The Chaná language (autoglossonym: Lanték, that means "speak" or "language"; and this, from lan, "tongue" and tek, a communicative suffix) is one of the Charruan languages spoken by the Chaná people in what is now Argentina and Uruguay along the Uruguay and Paraná Rivers on the margins of the Río de la Plata. It was spoken by the Chaná from pre-Columbian times in the vast region that today is between Entre Ríos Province, Argentina and Uruguay, and the Uruguay and Paraná Guazú Rivers. According to recent oral memory narratives, in ancient times, they inhabited territories around the current Brazilian margin of the Uruguay River. They later migrated from this location along the Uruguay and Paraná Rivers from the outfall of the Iguazú River and from the Paraguay River  to the current location of Asunción.

UNESCO recognizes it as a living language but also as "extremely endangered" because it has only one native speaker. The Chamber of Deputies of the Entre Ríos Province recently recognized the necessity for the government to recognize and protect the language.

Blas Wilfredo Omar Jaime

Blas Wilfredo Omar Jaime (Agó Acoé Inó, "dog without owner-" in the Chaná language, Nogoyá, Entre Rios, ), an Argentine, is the only native speaker of Chaná. He is now referred to as Tató Oyendén, or custodian of the ancestral memory.

* SOURCE EXCERPT
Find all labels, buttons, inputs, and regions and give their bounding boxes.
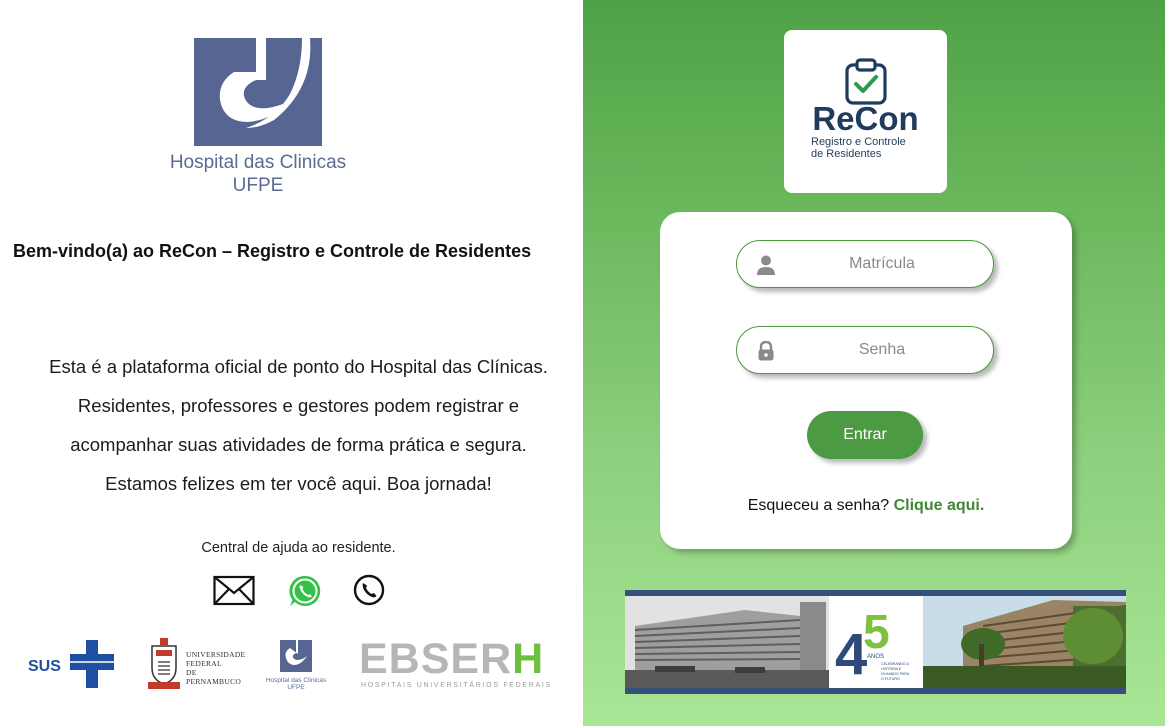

* OBJECTIVES
A - Decide whether each statement agrees with the passage on the Chaná language, answering yes or no and quoting the deciding words of the passage: (i) The name Lanték is formed from lan, meaning "tongue," and tek, a communicative suffix. (ii) UNESCO classifies Chaná as an extinct language. (iii) Blas Wilfredo Omar Jaime is now referred to as Tató Oyendén.
B - Answer these questions from the passage on the Chaná language, one per line:
(i) What does the name Lanték mean?
(ii) Which body recently recognized that the government needs to recognize and protect the language?
(iii) What does the title Tató Oyendén mean?

* RESULTS BY TASK
A -
(i) Yes: "and this, from lan, "tongue" and tek, a communicative suffix"
(ii) No: "UNESCO recognizes it as a living language but also as "extremely endangered""
(iii) Yes: "He is now referred to as Tató Oyendén, or custodian of the ancestral memory."

B -
(i) "Speak" or "language"
(ii) The Chamber of Deputies of the Entre Ríos Province
(iii) Custodian of the ancestral memory